Every entry below should be printed exactly, without its images.

● **Extracted records**
***

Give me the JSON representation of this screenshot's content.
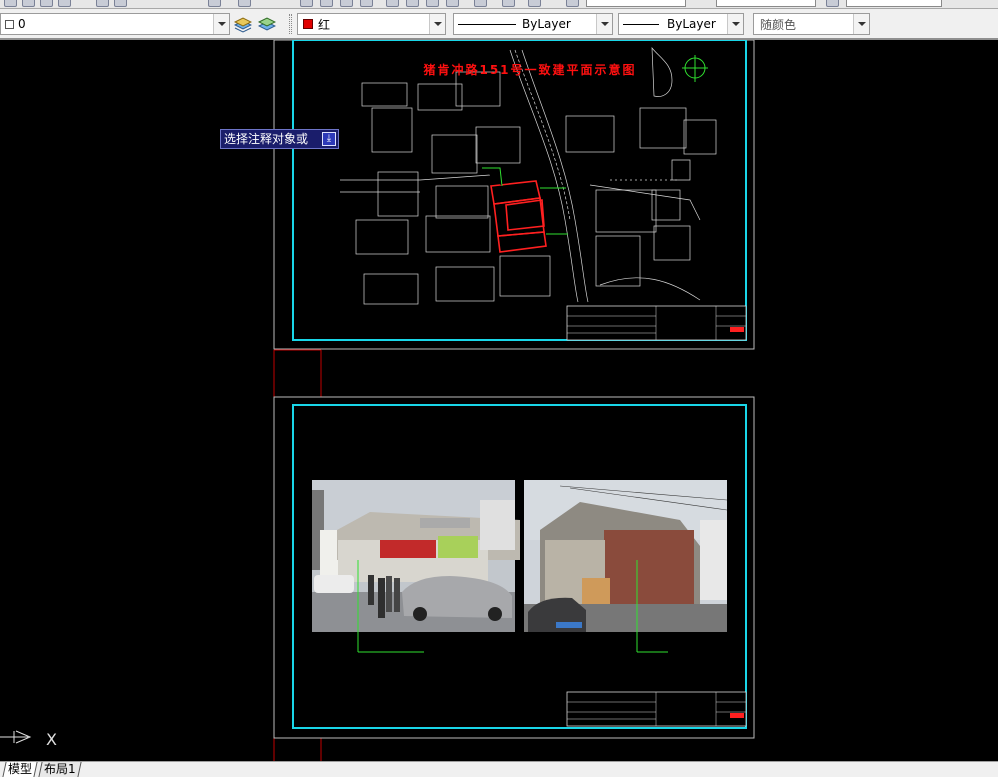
{
  "toolbar": {
    "layer_name": "0",
    "color_name": "红",
    "linetype_name": "ByLayer",
    "lineweight_name": "ByLayer",
    "plotstyle_name": "随颜色"
  },
  "tooltip": {
    "text": "选择注释对象或"
  },
  "sheet1": {
    "title": "猪肯冲路151号一致建平面示意图"
  },
  "tabs": {
    "model": "模型",
    "layout1": "布局1"
  },
  "ucs": {
    "axis_label": "X"
  },
  "colors": {
    "cyan_frame": "#19d6e8",
    "title_red": "#ff1010",
    "outline_red": "#ff2020",
    "leader_green": "#30e030",
    "tooltip_bg": "#1a1d6b"
  }
}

***

● **Answer to the task**
Give me the JSON representation of this screenshot's content.
{
  "toolbar": {
    "layer_name": "0",
    "color_name": "红",
    "linetype_name": "ByLayer",
    "lineweight_name": "ByLayer",
    "plotstyle_name": "随颜色"
  },
  "tooltip": {
    "text": "选择注释对象或"
  },
  "sheet1": {
    "title": "猪肯冲路151号一致建平面示意图"
  },
  "tabs": {
    "model": "模型",
    "layout1": "布局1"
  },
  "ucs": {
    "axis_label": "X"
  },
  "colors": {
    "cyan_frame": "#19d6e8",
    "title_red": "#ff1010",
    "outline_red": "#ff2020",
    "leader_green": "#30e030",
    "tooltip_bg": "#1a1d6b"
  }
}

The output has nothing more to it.